• _The exercise_: Report every line in the listing below where the string "point" shows up.

• _Exercise material_:
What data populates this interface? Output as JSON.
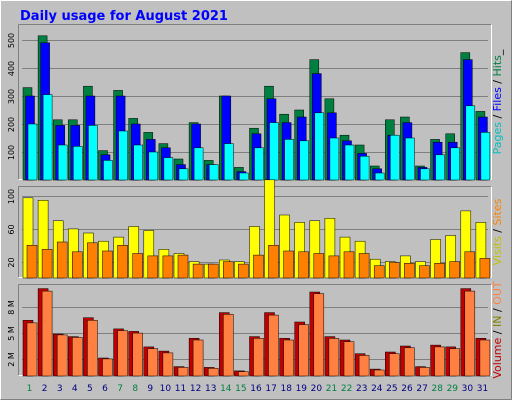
{
  "chart_data": {
    "type": "bar",
    "title": "Daily usage for August 2021",
    "categories": [
      "1",
      "2",
      "3",
      "4",
      "5",
      "6",
      "7",
      "8",
      "9",
      "10",
      "11",
      "12",
      "13",
      "14",
      "15",
      "16",
      "17",
      "18",
      "19",
      "20",
      "21",
      "22",
      "23",
      "24",
      "25",
      "26",
      "27",
      "28",
      "29",
      "30",
      "31"
    ],
    "weekend_days": [
      "1",
      "7",
      "8",
      "14",
      "15",
      "21",
      "22",
      "28",
      "29"
    ],
    "colors": {
      "background": "#c0c0c0",
      "title": "#0000ff",
      "hits": "#008040",
      "files": "#0000ff",
      "pages": "#00ffff",
      "visits": "#ffff00",
      "sites": "#ff8000",
      "kbytes_in": "#c00000",
      "kbytes_out": "#ff8040",
      "weekday_label": "#000080",
      "weekend_label": "#008040"
    },
    "panels": [
      {
        "id": "hits",
        "ylim": [
          0,
          550
        ],
        "yticks": [
          "100",
          "200",
          "300",
          "400",
          "500"
        ],
        "ytick_values": [
          100,
          200,
          300,
          400,
          500
        ],
        "side_label_parts": [
          {
            "text": "Pages",
            "color": "#00c0c0"
          },
          {
            "text": " / ",
            "color": "#000000"
          },
          {
            "text": "Files",
            "color": "#0000ff"
          },
          {
            "text": " / ",
            "color": "#000000"
          },
          {
            "text": "Hits",
            "color": "#008040"
          },
          {
            "text": "_",
            "color": "#000000"
          }
        ],
        "series": [
          {
            "name": "Hits",
            "color": "#008040",
            "values": [
              330,
              515,
              215,
              215,
              335,
              105,
              320,
              220,
              170,
              130,
              75,
              205,
              70,
              300,
              45,
              185,
              335,
              235,
              250,
              430,
              290,
              160,
              125,
              50,
              215,
              225,
              50,
              145,
              165,
              455,
              245
            ]
          },
          {
            "name": "Files",
            "color": "#0000ff",
            "values": [
              300,
              490,
              195,
              195,
              300,
              90,
              300,
              200,
              145,
              115,
              55,
              200,
              55,
              300,
              30,
              165,
              290,
              205,
              225,
              380,
              240,
              140,
              95,
              40,
              160,
              205,
              45,
              135,
              135,
              430,
              225
            ]
          },
          {
            "name": "Pages",
            "color": "#00ffff",
            "values": [
              200,
              305,
              125,
              120,
              195,
              70,
              175,
              125,
              100,
              80,
              40,
              115,
              55,
              130,
              25,
              115,
              205,
              145,
              140,
              240,
              150,
              125,
              85,
              25,
              160,
              150,
              40,
              90,
              115,
              265,
              170
            ]
          }
        ]
      },
      {
        "id": "visits",
        "ylim": [
          0,
          110
        ],
        "yticks": [
          "20",
          "60",
          "100"
        ],
        "ytick_values": [
          20,
          60,
          100
        ],
        "side_label_parts": [
          {
            "text": "Visits",
            "color": "#c0c000"
          },
          {
            "text": " / ",
            "color": "#000000"
          },
          {
            "text": "Sites",
            "color": "#ff8000"
          }
        ],
        "series": [
          {
            "name": "Visits",
            "color": "#ffff00",
            "values": [
              98,
              95,
              70,
              60,
              55,
              45,
              50,
              63,
              58,
              35,
              30,
              20,
              17,
              22,
              20,
              63,
              120,
              77,
              68,
              70,
              73,
              50,
              45,
              23,
              20,
              27,
              20,
              47,
              52,
              82,
              68
            ]
          },
          {
            "name": "Sites",
            "color": "#ff8000",
            "values": [
              40,
              35,
              44,
              32,
              43,
              33,
              40,
              30,
              27,
              27,
              28,
              17,
              17,
              20,
              17,
              28,
              40,
              33,
              32,
              30,
              27,
              32,
              30,
              15,
              19,
              18,
              15,
              18,
              20,
              32,
              24
            ]
          }
        ]
      },
      {
        "id": "volume",
        "ylim": [
          0,
          10.5
        ],
        "yticks": [
          "2 M",
          "5 M",
          "8 M"
        ],
        "ytick_values": [
          2,
          5,
          8
        ],
        "side_label_parts": [
          {
            "text": "Volume",
            "color": "#c00000"
          },
          {
            "text": " / ",
            "color": "#000000"
          },
          {
            "text": "IN",
            "color": "#808000"
          },
          {
            "text": " / ",
            "color": "#000000"
          },
          {
            "text": "OUT",
            "color": "#ff8040"
          }
        ],
        "series": [
          {
            "name": "KBytes In",
            "color": "#c00000",
            "values": [
              6.5,
              10.2,
              4.9,
              4.6,
              6.8,
              2.1,
              5.5,
              5.2,
              3.4,
              2.9,
              1.1,
              4.4,
              1.0,
              7.4,
              0.6,
              4.6,
              7.4,
              4.4,
              6.3,
              9.8,
              4.6,
              4.2,
              2.6,
              0.8,
              2.8,
              3.5,
              1.1,
              3.6,
              3.4,
              10.2,
              4.4
            ]
          },
          {
            "name": "KBytes Out",
            "color": "#ff8040",
            "values": [
              6.2,
              9.9,
              4.8,
              4.5,
              6.5,
              2.0,
              5.3,
              5.0,
              3.2,
              2.7,
              1.0,
              4.2,
              0.9,
              7.2,
              0.5,
              4.4,
              7.1,
              4.2,
              6.0,
              9.6,
              4.4,
              4.0,
              2.4,
              0.7,
              2.6,
              3.3,
              1.0,
              3.4,
              3.2,
              9.9,
              4.2
            ]
          }
        ]
      }
    ]
  }
}
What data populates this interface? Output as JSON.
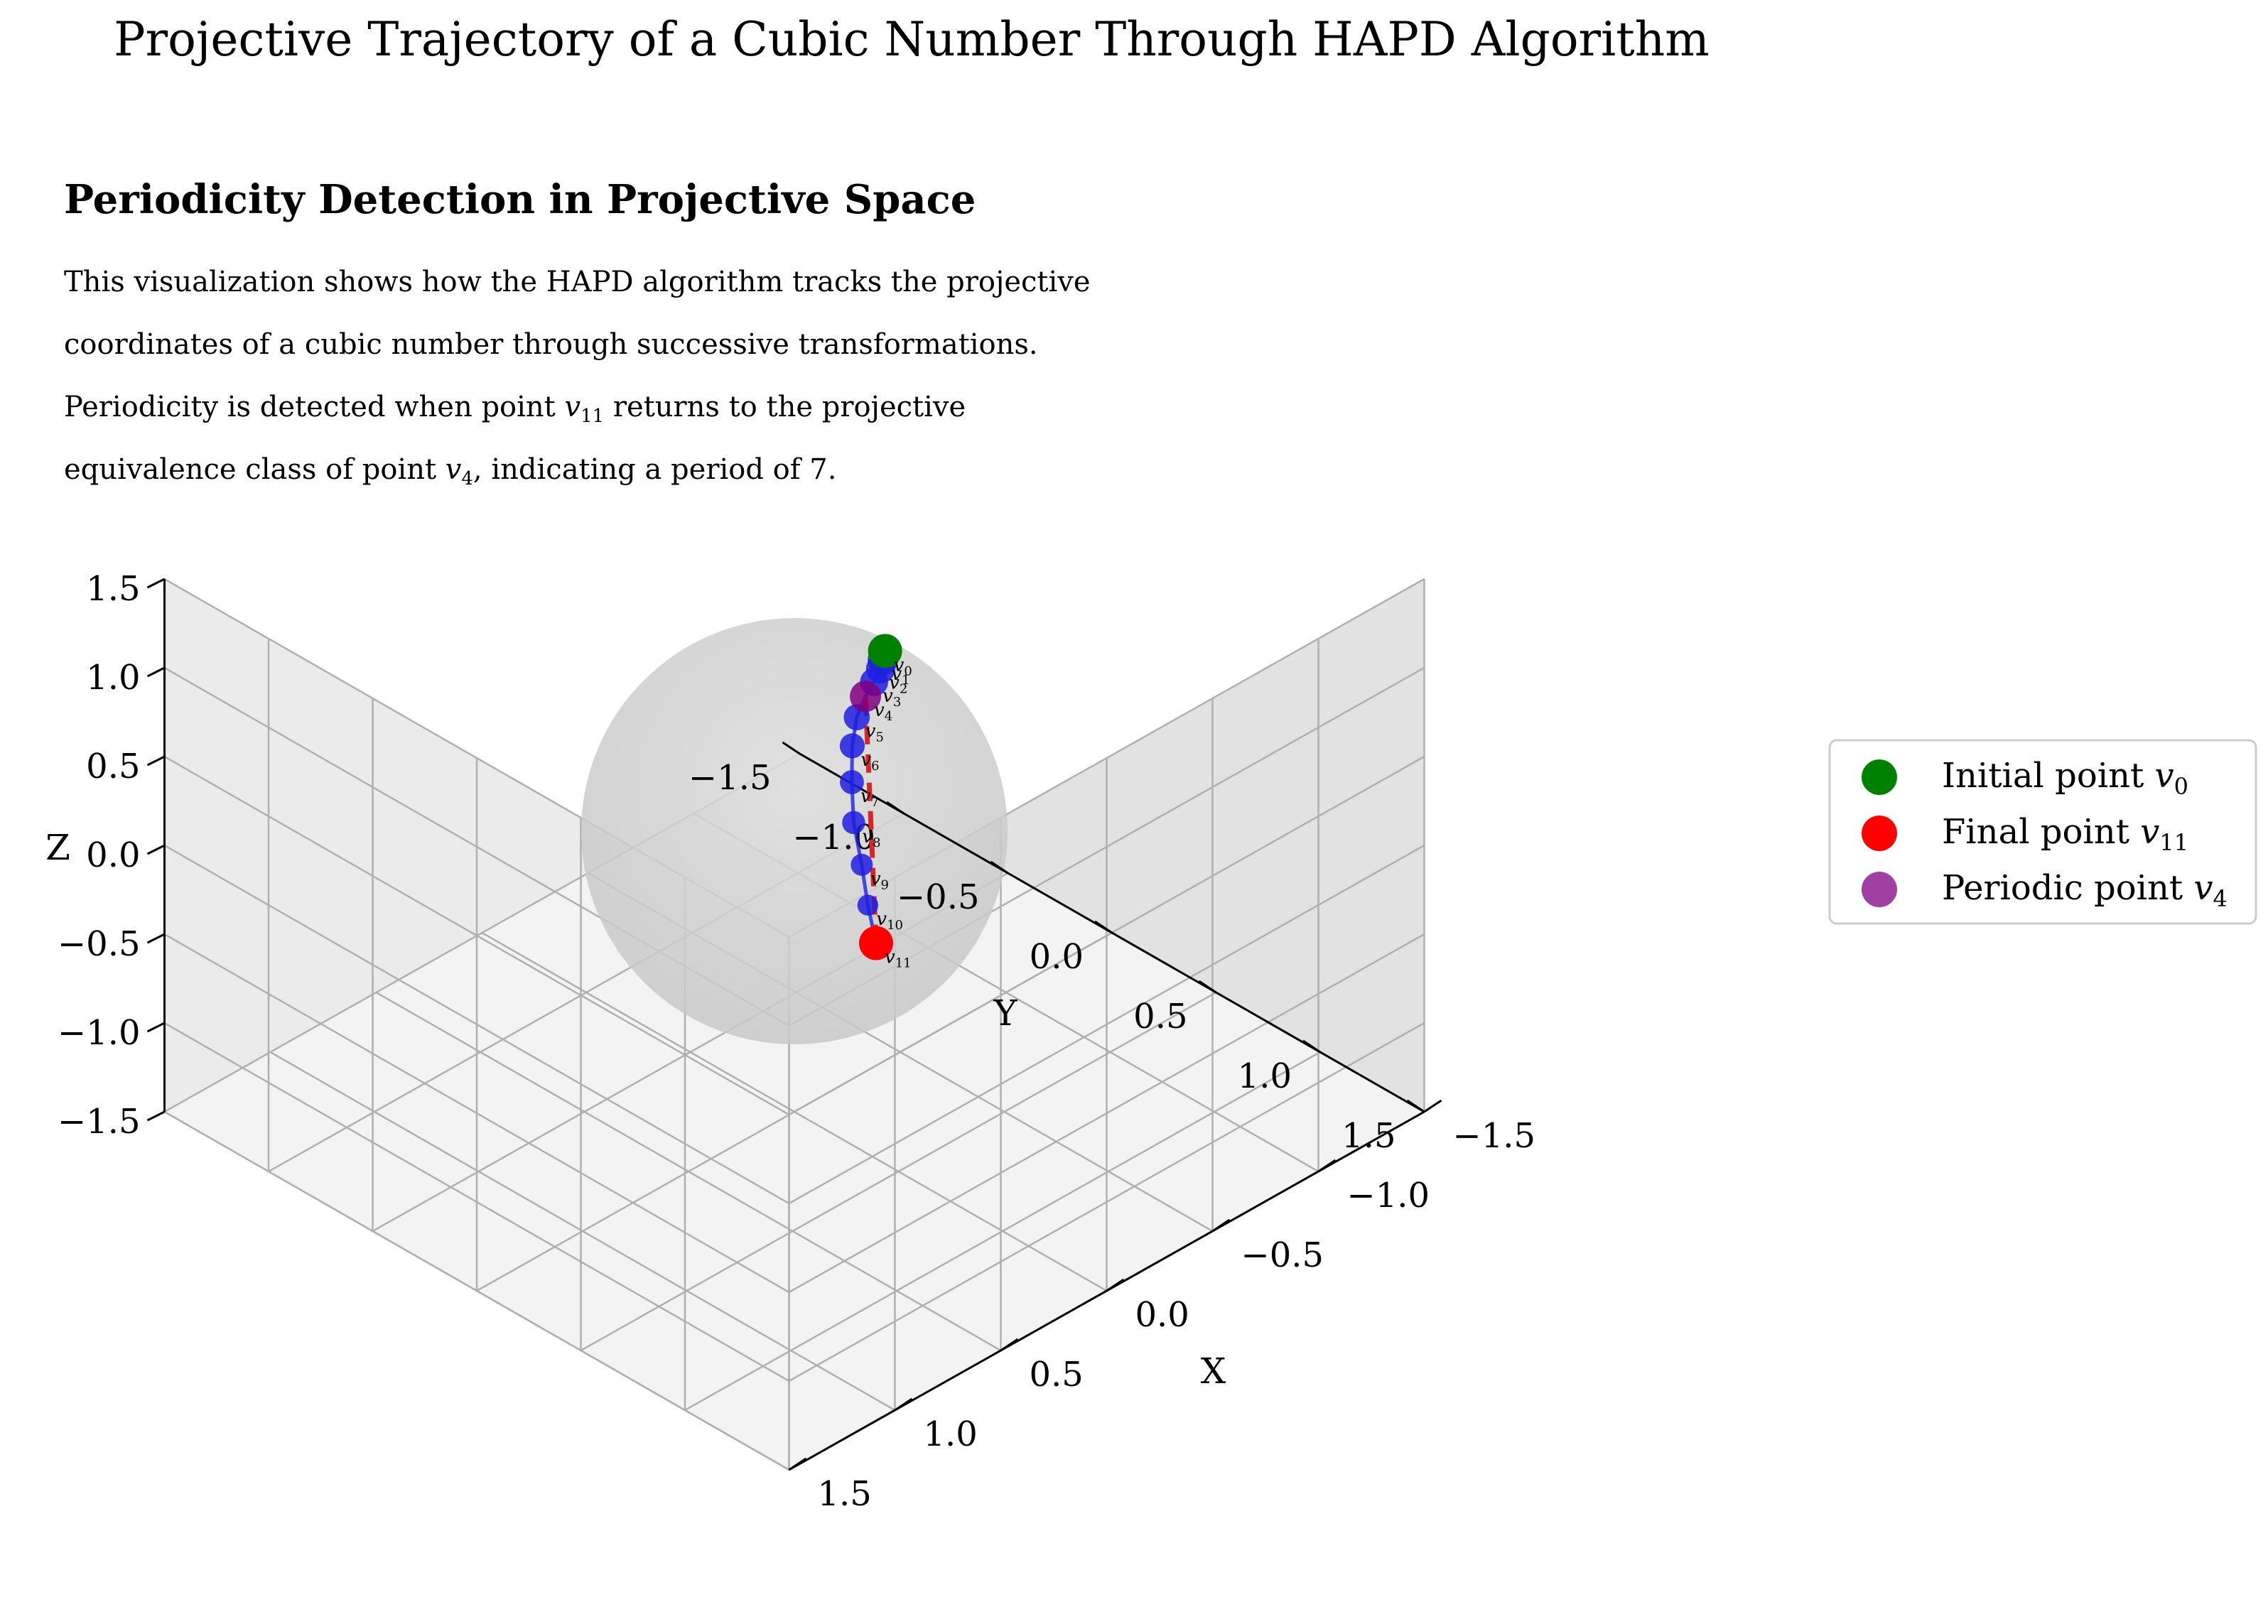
{
  "figure": {
    "title": "Projective Trajectory of a Cubic Number Through HAPD Algorithm"
  },
  "annotation": {
    "title": "Periodicity Detection in Projective Space",
    "line1": "This visualization shows how the HAPD algorithm tracks the projective",
    "line2": "coordinates of a cubic number through successive transformations.",
    "line3_pre": "Periodicity is detected when point ",
    "line3_sym": "v",
    "line3_sub": "11",
    "line3_post": " returns to the projective",
    "line4_pre": "equivalence class of point ",
    "line4_sym": "v",
    "line4_sub": "4",
    "line4_post": ", indicating a period of 7."
  },
  "chart_data": {
    "type": "scatter",
    "projection": "3d",
    "xlabel": "X",
    "ylabel": "Y",
    "zlabel": "Z",
    "xlim": [
      -1.5,
      1.5
    ],
    "ylim": [
      -1.5,
      1.5
    ],
    "zlim": [
      -1.5,
      1.5
    ],
    "ticks": [
      -1.5,
      -1.0,
      -0.5,
      0.0,
      0.5,
      1.0,
      1.5
    ],
    "tick_labels": [
      "−1.5",
      "−1.0",
      "−0.5",
      "0.0",
      "0.5",
      "1.0",
      "1.5"
    ],
    "grid": true,
    "sphere": {
      "radius": 1,
      "color": "#cccccc"
    },
    "trajectory": [
      {
        "label": "v",
        "sub": "0",
        "x": -0.33,
        "y": 0.1,
        "z": 0.94
      },
      {
        "label": "v",
        "sub": "1",
        "x": -0.28,
        "y": 0.14,
        "z": 0.95
      },
      {
        "label": "v",
        "sub": "2",
        "x": -0.23,
        "y": 0.18,
        "z": 0.96
      },
      {
        "label": "v",
        "sub": "3",
        "x": -0.16,
        "y": 0.22,
        "z": 0.96
      },
      {
        "label": "v",
        "sub": "4",
        "x": -0.08,
        "y": 0.26,
        "z": 0.96
      },
      {
        "label": "v",
        "sub": "5",
        "x": 0.02,
        "y": 0.32,
        "z": 0.95
      },
      {
        "label": "v",
        "sub": "6",
        "x": 0.12,
        "y": 0.4,
        "z": 0.91
      },
      {
        "label": "v",
        "sub": "7",
        "x": 0.22,
        "y": 0.5,
        "z": 0.84
      },
      {
        "label": "v",
        "sub": "8",
        "x": 0.31,
        "y": 0.6,
        "z": 0.74
      },
      {
        "label": "v",
        "sub": "9",
        "x": 0.37,
        "y": 0.7,
        "z": 0.61
      },
      {
        "label": "v",
        "sub": "10",
        "x": 0.42,
        "y": 0.78,
        "z": 0.47
      },
      {
        "label": "v",
        "sub": "11",
        "x": 0.44,
        "y": 0.84,
        "z": 0.31
      }
    ],
    "periodic_link": {
      "from": 11,
      "to": 4
    },
    "colors": {
      "trajectory": "#1f1fe0",
      "initial": "#008000",
      "final": "#ff0000",
      "periodic": "#800080",
      "link": "#d62728"
    },
    "legend": {
      "position": "right",
      "entries": [
        {
          "text": "Initial point ",
          "sym": "v",
          "sub": "0",
          "color": "#008000"
        },
        {
          "text": "Final point ",
          "sym": "v",
          "sub": "11",
          "color": "#ff0000"
        },
        {
          "text": "Periodic point ",
          "sym": "v",
          "sub": "4",
          "color": "#800080"
        }
      ]
    }
  }
}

• _Result_:
    "line3_pre": "Periodicity is detected when point ",
    "line4_pre": "equivalence class of point ",
          "text": "Initial point ",
          "text": "Final point ",
          "text": "Periodic point ",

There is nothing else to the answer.